**Problems to work on**
[1] According to the Zhou Enlai post, when and at which party congress did Chou lead a Chinese delegation that walked out?
[2] In the post on Zhou Enlai, reproduce the part that opens with the words containing "Tuesday, November 6, 2007" and closes with "三十一年后的今天,我仰望星空,静静地祝周总理的在天之灵安息。", changing "Ode" to "Tribute".
[3] Decide whether each statement agrees with the post on Zhou Enlai, and quote the deciding words: (a) Chou served as foreign minister as well as premier. (b) Chou negotiated a treaty of alliance with the Soviet Union in 1957. (c) Zhou Enlai passed away in Shanghai.
Passage shown START
Tuesday, November 6, 2007

Summary Zhou Enlai(Chou Enlai)

( Paragraghs adapted from someone's blog)
[十里长街送总理 video clip click here http://www.youtube.com/watch?v=Jza3OQBPQS0]

Ode to Zhou Enlai - 纪念人民的好总理-周恩来

三十一年前的今天,周总理离开了我们。
三十一年后的今天,我仰望星空,静静地祝周总理的在天之灵安息。
感受着时空与岁月的变迁,体验着生命与世界的爱恋。
周总理,您的心血浇灌了共和国之花,您的汗水换来了中国人之叹--
周总理,人民的好总理。共和国有我们继承,新世纪有我们添彩
请放心。以日月之荣耀,我等愿誓:我为中华之崛起而读书!
The world has witnessed a great loss.
Prime Minister of China, Zhou Enlai passed away in Beijing.
Today is the 31th anniversary of the great loss.Dear friends.
China is what it is today because of him.Let's raise our goblets.
In honor of the greatest politician ever.Be peaceful.
China and the world is stepping firmly into the path of peace and construction.
May your soul be happy above us, bright as sunshine, clear as the azure sky...

Chou Enlai---People's Republic of China
After the Communist victory in 1949, Chou became premier of the People's Republic. He was largely responsible for the creation and guidance of the new governmental bureaucracy and was also foreign minister. After 1949 he was also largely responsible for maintaining relations with the non-Communist political groups that supported the People's Republic.
Early in 1950 Chou negotiated in Moscow a treaty of alliance with the Soviet Union, and in 1952 he again went to Moscow, where he negotiated further agreements. In 1957 he played a significant role in negotiating settlements of issues arising from Polish and Hungarian conflicts with the Soviet Union. After Sino-Soviet relations deteriorated, he led the Chinese delegation that walked out of the Twenty-second Congress of the Soviet party in October 1961.
Passage shown END
Study material START
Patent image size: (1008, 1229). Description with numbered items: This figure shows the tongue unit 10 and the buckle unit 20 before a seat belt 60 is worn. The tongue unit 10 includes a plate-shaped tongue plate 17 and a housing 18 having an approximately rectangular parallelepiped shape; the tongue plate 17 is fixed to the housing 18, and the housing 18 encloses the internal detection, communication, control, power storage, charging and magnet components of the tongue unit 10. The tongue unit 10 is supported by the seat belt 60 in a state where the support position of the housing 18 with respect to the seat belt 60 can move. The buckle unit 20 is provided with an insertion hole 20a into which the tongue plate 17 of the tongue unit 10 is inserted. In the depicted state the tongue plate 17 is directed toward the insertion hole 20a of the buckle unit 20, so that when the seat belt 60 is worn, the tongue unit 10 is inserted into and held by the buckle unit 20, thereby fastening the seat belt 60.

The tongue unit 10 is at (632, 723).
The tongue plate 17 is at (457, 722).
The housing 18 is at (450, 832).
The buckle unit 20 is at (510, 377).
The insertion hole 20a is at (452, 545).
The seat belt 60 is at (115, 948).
Study material END
**Answers by item number**
[1] In October 1961, at the Twenty-second Congress of the Soviet party.

[2]
Tuesday, November 6, 2007

Summary Zhou Enlai(Chou Enlai)

( Paragraghs adapted from someone's blog)
[十里长街送总理 video clip click here http://www.youtube.com/watch?v=Jza3OQBPQS0]

Tribute to Zhou Enlai - 纪念人民的好总理-周恩来

三十一年前的今天,周总理离开了我们。
三十一年后的今天,我仰望星空,静静地祝周总理的在天之灵安息。

[3]
(a) Yes: "was also foreign minister."
(b) No: "Early in 1950 Chou negotiated in Moscow a treaty of alliance with the Soviet Union."
(c) No: "Zhou Enlai passed away in Beijing."